(Records)
★ ★ ★ ★ ★

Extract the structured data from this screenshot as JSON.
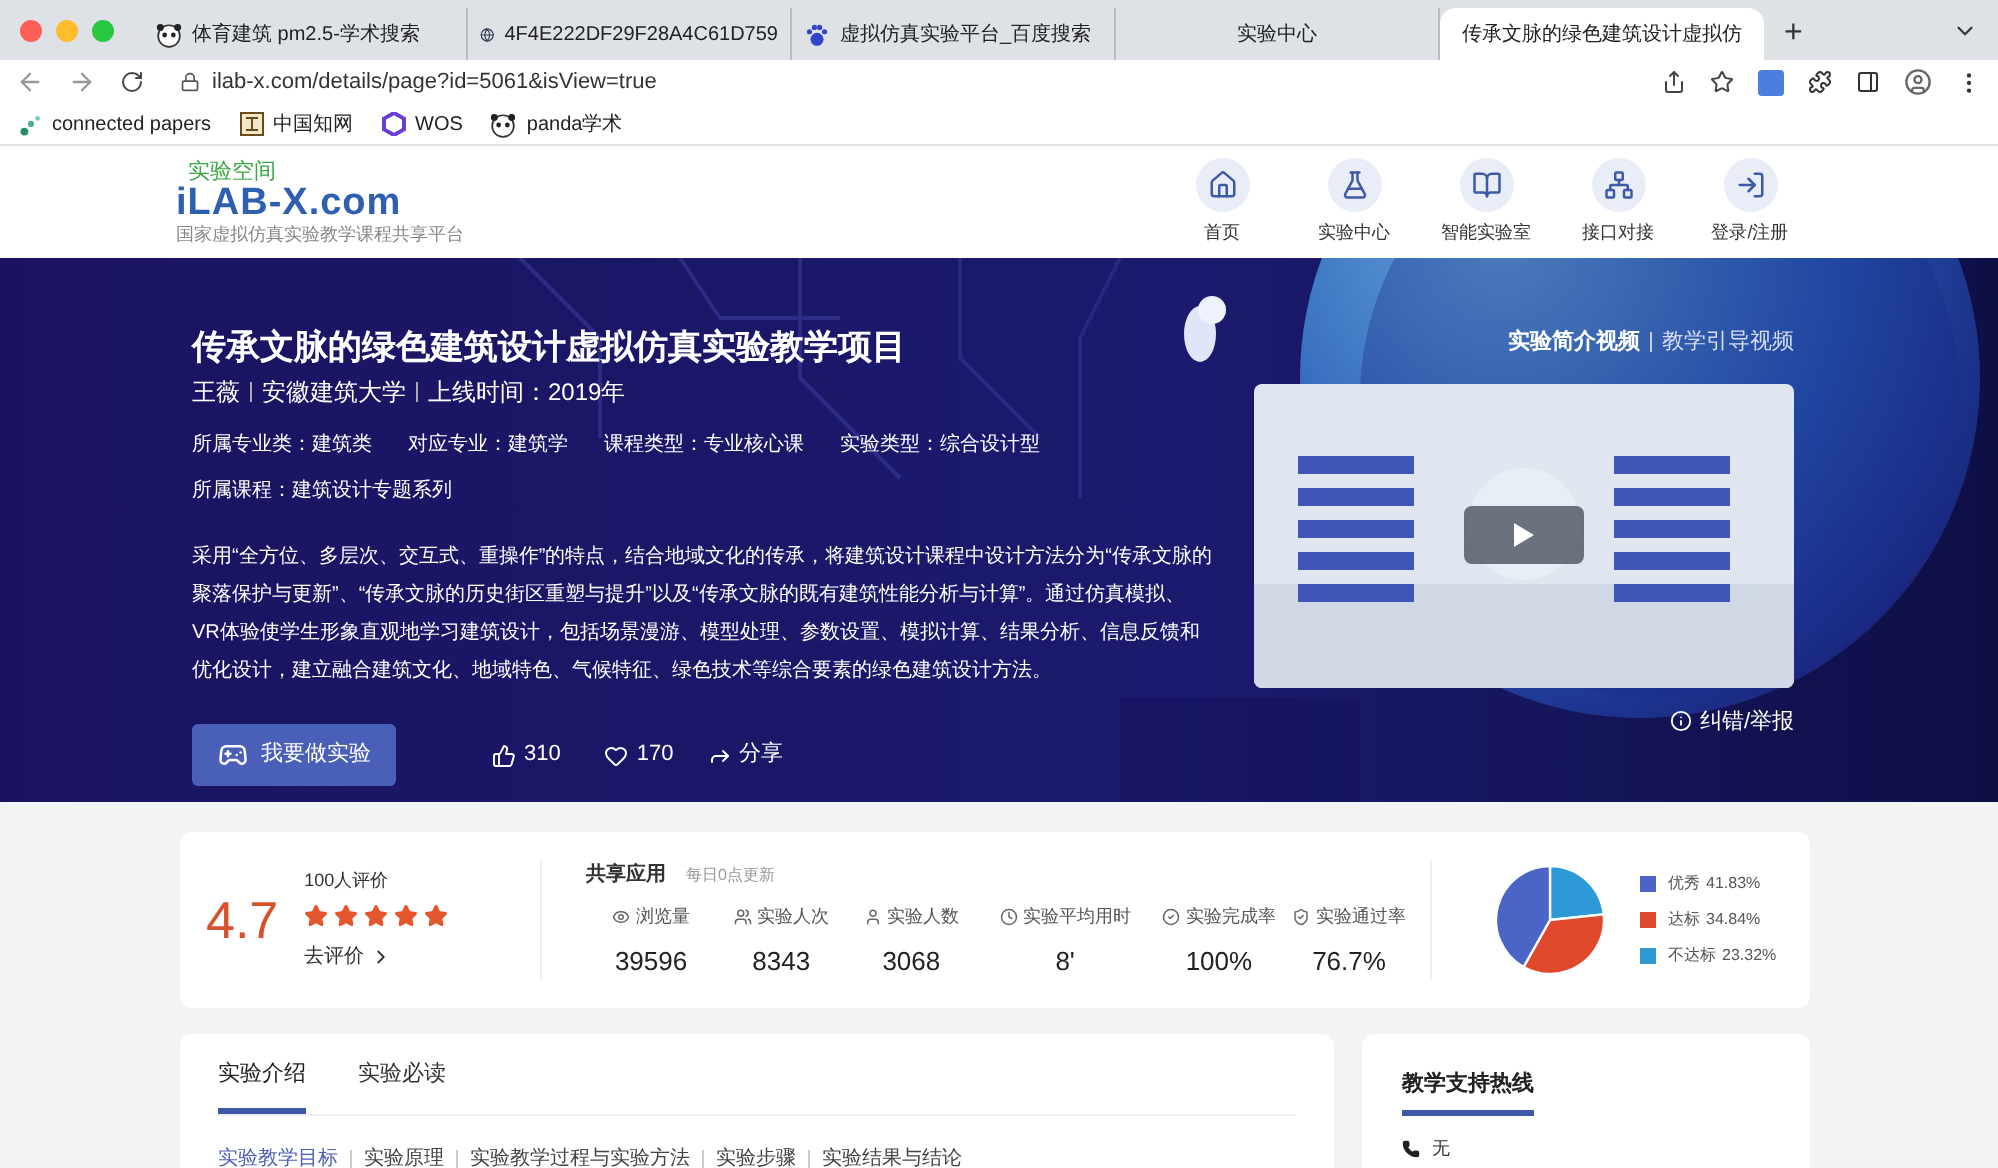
{
  "browser": {
    "tabs": [
      {
        "title": "体育建筑 pm2.5-学术搜索",
        "kind": "panda",
        "selected": false
      },
      {
        "title": "4F4E222DF29F28A4C61D759",
        "kind": "globe",
        "selected": false
      },
      {
        "title": "虚拟仿真实验平台_百度搜索",
        "kind": "paw",
        "selected": false
      },
      {
        "title": "实验中心",
        "kind": "plain",
        "selected": false
      },
      {
        "title": "传承文脉的绿色建筑设计虚拟仿",
        "kind": "plain",
        "selected": true
      }
    ],
    "new_tab": "+",
    "url": "ilab-x.com/details/page?id=5061&isView=true",
    "bookmarks": [
      {
        "label": "connected papers",
        "kind": "dots"
      },
      {
        "label": "中国知网",
        "kind": "cnki"
      },
      {
        "label": "WOS",
        "kind": "hex"
      },
      {
        "label": "panda学术",
        "kind": "panda"
      }
    ]
  },
  "site": {
    "logo_top": "实验空间",
    "logo_main": "iLAB-X.com",
    "logo_sub": "国家虚拟仿真实验教学课程共享平台",
    "nav": [
      "首页",
      "实验中心",
      "智能实验室",
      "接口对接",
      "登录/注册"
    ]
  },
  "banner": {
    "title": "传承文脉的绿色建筑设计虚拟仿真实验教学项目",
    "byline": [
      "王薇",
      "安徽建筑大学",
      "上线时间：2019年"
    ],
    "meta": [
      "所属专业类：建筑类",
      "对应专业：建筑学",
      "课程类型：专业核心课",
      "实验类型：综合设计型"
    ],
    "course": "所属课程：建筑设计专题系列",
    "description": "采用“全方位、多层次、交互式、重操作”的特点，结合地域文化的传承，将建筑设计课程中设计方法分为“传承文脉的聚落保护与更新”、“传承文脉的历史街区重塑与提升”以及“传承文脉的既有建筑性能分析与计算”。通过仿真模拟、VR体验使学生形象直观地学习建筑设计，包括场景漫游、模型处理、参数设置、模拟计算、结果分析、信息反馈和优化设计，建立融合建筑文化、地域特色、气候特征、绿色技术等综合要素的绿色建筑设计方法。",
    "start_button": "我要做实验",
    "likes": "310",
    "favorites": "170",
    "share": "分享",
    "video_tabs": [
      {
        "label": "实验简介视频",
        "selected": true
      },
      {
        "label": "教学引导视频",
        "selected": false
      }
    ],
    "report": "纠错/举报"
  },
  "stats": {
    "rating": "4.7",
    "reviews": "100人评价",
    "stars": 5,
    "review_link": "去评价",
    "heading": "共享应用",
    "note": "每日0点更新",
    "metrics": [
      {
        "label": "浏览量",
        "value": "39596"
      },
      {
        "label": "实验人次",
        "value": "8343"
      },
      {
        "label": "实验人数",
        "value": "3068"
      },
      {
        "label": "实验平均用时",
        "value": "8'"
      },
      {
        "label": "实验完成率",
        "value": "100%"
      },
      {
        "label": "实验通过率",
        "value": "76.7%"
      }
    ],
    "chart_data": {
      "type": "pie",
      "categories": [
        "优秀",
        "达标",
        "不达标"
      ],
      "values": [
        41.83,
        34.84,
        23.32
      ]
    },
    "legend": [
      {
        "value": "41.83%",
        "color": "#4a65c6"
      },
      {
        "value": "34.84%",
        "color": "#e0482b"
      },
      {
        "value": "23.32%",
        "color": "#2b9ad6"
      }
    ]
  },
  "intro": {
    "tabs": [
      {
        "label": "实验介绍",
        "selected": true
      },
      {
        "label": "实验必读",
        "selected": false
      }
    ],
    "sections": [
      {
        "label": "实验教学目标",
        "selected": true
      },
      {
        "label": "实验原理",
        "selected": false
      },
      {
        "label": "实验教学过程与实验方法",
        "selected": false
      },
      {
        "label": "实验步骤",
        "selected": false
      },
      {
        "label": "实验结果与结论",
        "selected": false
      }
    ]
  },
  "hotline": {
    "title": "教学支持热线",
    "phone": "无"
  }
}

★ ★ ★ ★ ★

Exercise:
Return every line of the records exactly as given, pictures excluded.

Answer to the problem:
Extract the structured data from this screenshot as JSON.
{
  "browser": {
    "tabs": [
      {
        "title": "体育建筑 pm2.5-学术搜索",
        "kind": "panda",
        "selected": false
      },
      {
        "title": "4F4E222DF29F28A4C61D759",
        "kind": "globe",
        "selected": false
      },
      {
        "title": "虚拟仿真实验平台_百度搜索",
        "kind": "paw",
        "selected": false
      },
      {
        "title": "实验中心",
        "kind": "plain",
        "selected": false
      },
      {
        "title": "传承文脉的绿色建筑设计虚拟仿",
        "kind": "plain",
        "selected": true
      }
    ],
    "new_tab": "+",
    "url": "ilab-x.com/details/page?id=5061&isView=true",
    "bookmarks": [
      {
        "label": "connected papers",
        "kind": "dots"
      },
      {
        "label": "中国知网",
        "kind": "cnki"
      },
      {
        "label": "WOS",
        "kind": "hex"
      },
      {
        "label": "panda学术",
        "kind": "panda"
      }
    ]
  },
  "site": {
    "logo_top": "实验空间",
    "logo_main": "iLAB-X.com",
    "logo_sub": "国家虚拟仿真实验教学课程共享平台",
    "nav": [
      "首页",
      "实验中心",
      "智能实验室",
      "接口对接",
      "登录/注册"
    ]
  },
  "banner": {
    "title": "传承文脉的绿色建筑设计虚拟仿真实验教学项目",
    "byline": [
      "王薇",
      "安徽建筑大学",
      "上线时间：2019年"
    ],
    "meta": [
      "所属专业类：建筑类",
      "对应专业：建筑学",
      "课程类型：专业核心课",
      "实验类型：综合设计型"
    ],
    "course": "所属课程：建筑设计专题系列",
    "description": "采用“全方位、多层次、交互式、重操作”的特点，结合地域文化的传承，将建筑设计课程中设计方法分为“传承文脉的聚落保护与更新”、“传承文脉的历史街区重塑与提升”以及“传承文脉的既有建筑性能分析与计算”。通过仿真模拟、VR体验使学生形象直观地学习建筑设计，包括场景漫游、模型处理、参数设置、模拟计算、结果分析、信息反馈和优化设计，建立融合建筑文化、地域特色、气候特征、绿色技术等综合要素的绿色建筑设计方法。",
    "start_button": "我要做实验",
    "likes": "310",
    "favorites": "170",
    "share": "分享",
    "video_tabs": [
      {
        "label": "实验简介视频",
        "selected": true
      },
      {
        "label": "教学引导视频",
        "selected": false
      }
    ],
    "report": "纠错/举报"
  },
  "stats": {
    "rating": "4.7",
    "reviews": "100人评价",
    "stars": 5,
    "review_link": "去评价",
    "heading": "共享应用",
    "note": "每日0点更新",
    "metrics": [
      {
        "label": "浏览量",
        "value": "39596"
      },
      {
        "label": "实验人次",
        "value": "8343"
      },
      {
        "label": "实验人数",
        "value": "3068"
      },
      {
        "label": "实验平均用时",
        "value": "8'"
      },
      {
        "label": "实验完成率",
        "value": "100%"
      },
      {
        "label": "实验通过率",
        "value": "76.7%"
      }
    ],
    "chart_data": {
      "type": "pie",
      "categories": [
        "优秀",
        "达标",
        "不达标"
      ],
      "values": [
        41.83,
        34.84,
        23.32
      ]
    },
    "legend": [
      {
        "value": "41.83%",
        "color": "#4a65c6"
      },
      {
        "value": "34.84%",
        "color": "#e0482b"
      },
      {
        "value": "23.32%",
        "color": "#2b9ad6"
      }
    ]
  },
  "intro": {
    "tabs": [
      {
        "label": "实验介绍",
        "selected": true
      },
      {
        "label": "实验必读",
        "selected": false
      }
    ],
    "sections": [
      {
        "label": "实验教学目标",
        "selected": true
      },
      {
        "label": "实验原理",
        "selected": false
      },
      {
        "label": "实验教学过程与实验方法",
        "selected": false
      },
      {
        "label": "实验步骤",
        "selected": false
      },
      {
        "label": "实验结果与结论",
        "selected": false
      }
    ]
  },
  "hotline": {
    "title": "教学支持热线",
    "phone": "无"
  }
}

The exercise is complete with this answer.